THE PROBLEM
Find every line in the records below that contains the word "graduated", and copy each such line.

..........

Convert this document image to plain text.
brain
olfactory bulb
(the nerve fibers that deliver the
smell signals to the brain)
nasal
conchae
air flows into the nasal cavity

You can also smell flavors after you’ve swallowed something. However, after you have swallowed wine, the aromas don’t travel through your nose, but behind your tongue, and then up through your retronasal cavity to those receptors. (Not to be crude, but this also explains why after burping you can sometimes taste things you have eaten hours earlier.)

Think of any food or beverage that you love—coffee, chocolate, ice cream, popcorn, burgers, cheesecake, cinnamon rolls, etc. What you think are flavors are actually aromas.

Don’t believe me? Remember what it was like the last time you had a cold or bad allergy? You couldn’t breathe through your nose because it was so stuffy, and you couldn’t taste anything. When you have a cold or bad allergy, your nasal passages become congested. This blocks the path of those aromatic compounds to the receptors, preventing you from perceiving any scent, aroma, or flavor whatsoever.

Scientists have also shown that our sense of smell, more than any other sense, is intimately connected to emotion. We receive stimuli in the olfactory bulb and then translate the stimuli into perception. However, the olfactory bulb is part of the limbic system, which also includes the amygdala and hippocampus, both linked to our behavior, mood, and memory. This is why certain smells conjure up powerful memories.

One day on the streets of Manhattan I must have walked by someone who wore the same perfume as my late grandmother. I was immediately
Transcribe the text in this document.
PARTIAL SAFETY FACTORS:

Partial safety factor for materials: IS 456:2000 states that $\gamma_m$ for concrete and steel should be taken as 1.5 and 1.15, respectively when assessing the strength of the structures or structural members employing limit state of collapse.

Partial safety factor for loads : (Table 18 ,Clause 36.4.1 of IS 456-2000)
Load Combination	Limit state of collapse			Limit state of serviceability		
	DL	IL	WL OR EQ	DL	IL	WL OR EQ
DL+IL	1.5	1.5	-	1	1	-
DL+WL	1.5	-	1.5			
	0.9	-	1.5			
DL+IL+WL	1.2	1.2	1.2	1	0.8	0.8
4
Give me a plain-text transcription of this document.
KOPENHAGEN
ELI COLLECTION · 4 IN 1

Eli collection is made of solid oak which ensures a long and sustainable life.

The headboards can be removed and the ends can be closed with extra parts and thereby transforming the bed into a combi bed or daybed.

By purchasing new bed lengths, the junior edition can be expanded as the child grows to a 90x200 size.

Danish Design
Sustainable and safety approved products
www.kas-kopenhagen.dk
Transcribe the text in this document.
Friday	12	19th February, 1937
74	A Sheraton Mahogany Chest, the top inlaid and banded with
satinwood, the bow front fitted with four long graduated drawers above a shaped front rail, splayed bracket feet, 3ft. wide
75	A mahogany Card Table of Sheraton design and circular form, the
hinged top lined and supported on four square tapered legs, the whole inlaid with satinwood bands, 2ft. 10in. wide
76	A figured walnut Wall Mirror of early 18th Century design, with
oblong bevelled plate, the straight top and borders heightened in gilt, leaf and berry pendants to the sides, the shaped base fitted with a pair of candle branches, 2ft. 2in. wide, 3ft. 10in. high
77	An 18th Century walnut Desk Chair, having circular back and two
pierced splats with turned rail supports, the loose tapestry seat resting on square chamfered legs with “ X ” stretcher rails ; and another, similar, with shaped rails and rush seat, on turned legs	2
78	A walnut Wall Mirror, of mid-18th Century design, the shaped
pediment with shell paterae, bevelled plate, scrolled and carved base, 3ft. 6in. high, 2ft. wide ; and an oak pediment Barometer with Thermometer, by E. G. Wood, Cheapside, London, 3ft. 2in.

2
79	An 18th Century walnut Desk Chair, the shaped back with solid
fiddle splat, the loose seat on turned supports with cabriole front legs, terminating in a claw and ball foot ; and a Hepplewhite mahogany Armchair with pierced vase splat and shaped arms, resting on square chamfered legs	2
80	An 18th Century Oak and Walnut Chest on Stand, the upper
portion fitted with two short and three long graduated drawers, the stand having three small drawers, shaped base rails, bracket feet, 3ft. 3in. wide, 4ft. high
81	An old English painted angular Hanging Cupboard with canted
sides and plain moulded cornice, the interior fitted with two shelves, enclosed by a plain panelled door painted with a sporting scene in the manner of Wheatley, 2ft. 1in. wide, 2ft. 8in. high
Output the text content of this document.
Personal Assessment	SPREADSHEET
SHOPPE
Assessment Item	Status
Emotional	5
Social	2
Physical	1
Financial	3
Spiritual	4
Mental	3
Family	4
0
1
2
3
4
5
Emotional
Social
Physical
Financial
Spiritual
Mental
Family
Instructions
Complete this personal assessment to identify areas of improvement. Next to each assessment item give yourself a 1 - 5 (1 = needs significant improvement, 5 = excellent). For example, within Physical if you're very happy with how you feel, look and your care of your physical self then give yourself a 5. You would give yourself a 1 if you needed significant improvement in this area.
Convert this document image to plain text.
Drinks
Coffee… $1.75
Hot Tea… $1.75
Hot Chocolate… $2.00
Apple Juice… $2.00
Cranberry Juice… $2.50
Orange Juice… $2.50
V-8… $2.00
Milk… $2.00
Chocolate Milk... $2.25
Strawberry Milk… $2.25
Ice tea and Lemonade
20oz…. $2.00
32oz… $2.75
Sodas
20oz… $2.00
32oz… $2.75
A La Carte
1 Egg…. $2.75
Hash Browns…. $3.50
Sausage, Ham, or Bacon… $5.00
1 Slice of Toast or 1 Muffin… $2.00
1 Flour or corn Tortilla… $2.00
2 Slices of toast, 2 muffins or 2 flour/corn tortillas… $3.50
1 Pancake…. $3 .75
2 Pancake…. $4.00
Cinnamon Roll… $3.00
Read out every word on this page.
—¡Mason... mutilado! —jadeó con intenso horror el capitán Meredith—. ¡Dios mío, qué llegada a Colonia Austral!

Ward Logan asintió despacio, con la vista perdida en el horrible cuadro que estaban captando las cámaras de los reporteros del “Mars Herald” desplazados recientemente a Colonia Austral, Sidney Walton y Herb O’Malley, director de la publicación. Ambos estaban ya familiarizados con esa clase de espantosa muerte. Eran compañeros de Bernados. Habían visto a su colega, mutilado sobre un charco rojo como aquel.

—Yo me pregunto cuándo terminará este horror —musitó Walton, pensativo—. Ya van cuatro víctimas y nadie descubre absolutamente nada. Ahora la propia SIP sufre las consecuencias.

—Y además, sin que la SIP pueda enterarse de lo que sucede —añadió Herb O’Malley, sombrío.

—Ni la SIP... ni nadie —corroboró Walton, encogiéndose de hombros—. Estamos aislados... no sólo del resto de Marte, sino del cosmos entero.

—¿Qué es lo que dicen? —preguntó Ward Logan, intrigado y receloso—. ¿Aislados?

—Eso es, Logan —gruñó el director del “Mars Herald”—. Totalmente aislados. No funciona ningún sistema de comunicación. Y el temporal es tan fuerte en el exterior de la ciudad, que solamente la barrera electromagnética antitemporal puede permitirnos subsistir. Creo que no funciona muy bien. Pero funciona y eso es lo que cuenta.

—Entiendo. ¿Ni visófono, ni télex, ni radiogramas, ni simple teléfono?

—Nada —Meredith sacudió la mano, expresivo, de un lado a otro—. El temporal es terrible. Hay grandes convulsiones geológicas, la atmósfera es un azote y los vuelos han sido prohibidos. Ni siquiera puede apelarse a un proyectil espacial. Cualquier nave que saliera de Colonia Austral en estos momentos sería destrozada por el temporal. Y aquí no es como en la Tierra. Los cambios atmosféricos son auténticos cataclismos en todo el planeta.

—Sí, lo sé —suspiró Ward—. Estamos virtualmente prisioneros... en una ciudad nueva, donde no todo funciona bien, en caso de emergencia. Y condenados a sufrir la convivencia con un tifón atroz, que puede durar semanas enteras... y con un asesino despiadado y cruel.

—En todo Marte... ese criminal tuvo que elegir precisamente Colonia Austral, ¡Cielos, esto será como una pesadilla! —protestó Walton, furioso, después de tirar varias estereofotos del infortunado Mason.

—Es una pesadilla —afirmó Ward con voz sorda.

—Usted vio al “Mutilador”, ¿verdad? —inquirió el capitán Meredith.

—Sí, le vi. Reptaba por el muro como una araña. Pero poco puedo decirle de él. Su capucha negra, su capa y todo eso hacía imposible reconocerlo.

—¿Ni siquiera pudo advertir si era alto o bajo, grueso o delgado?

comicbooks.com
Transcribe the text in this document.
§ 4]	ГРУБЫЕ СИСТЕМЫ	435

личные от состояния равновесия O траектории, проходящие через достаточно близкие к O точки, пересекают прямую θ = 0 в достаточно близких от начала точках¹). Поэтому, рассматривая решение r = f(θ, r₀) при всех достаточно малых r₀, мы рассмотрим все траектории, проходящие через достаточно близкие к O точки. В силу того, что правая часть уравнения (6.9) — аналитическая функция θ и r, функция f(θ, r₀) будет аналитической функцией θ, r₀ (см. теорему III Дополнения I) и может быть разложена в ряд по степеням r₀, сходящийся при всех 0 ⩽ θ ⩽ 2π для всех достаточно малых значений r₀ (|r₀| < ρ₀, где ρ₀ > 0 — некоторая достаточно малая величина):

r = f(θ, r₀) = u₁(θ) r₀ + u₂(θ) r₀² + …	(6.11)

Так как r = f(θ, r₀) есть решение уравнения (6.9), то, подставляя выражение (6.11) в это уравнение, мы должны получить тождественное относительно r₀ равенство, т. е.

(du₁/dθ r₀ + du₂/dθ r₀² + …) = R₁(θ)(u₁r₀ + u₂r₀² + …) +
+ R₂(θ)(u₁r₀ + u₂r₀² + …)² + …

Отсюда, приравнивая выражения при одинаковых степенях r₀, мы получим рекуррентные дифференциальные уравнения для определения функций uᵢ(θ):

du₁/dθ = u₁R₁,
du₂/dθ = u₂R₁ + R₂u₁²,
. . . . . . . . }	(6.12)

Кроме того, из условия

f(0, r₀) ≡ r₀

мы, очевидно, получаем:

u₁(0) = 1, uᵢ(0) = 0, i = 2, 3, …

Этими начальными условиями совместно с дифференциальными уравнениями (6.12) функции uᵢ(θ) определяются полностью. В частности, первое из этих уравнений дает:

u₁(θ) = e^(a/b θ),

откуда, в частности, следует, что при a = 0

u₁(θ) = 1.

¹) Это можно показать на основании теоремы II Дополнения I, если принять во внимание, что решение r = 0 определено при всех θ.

..........

EXERCISE RESULT
satinwood, the bow front fitted with four long graduated drawers above a shaped front rail, splayed bracket feet, 3ft. wide
portion fitted with two short and three long graduated drawers, the stand having three small drawers, shaped base rails, bracket feet, 3ft. 3in. wide, 4ft. high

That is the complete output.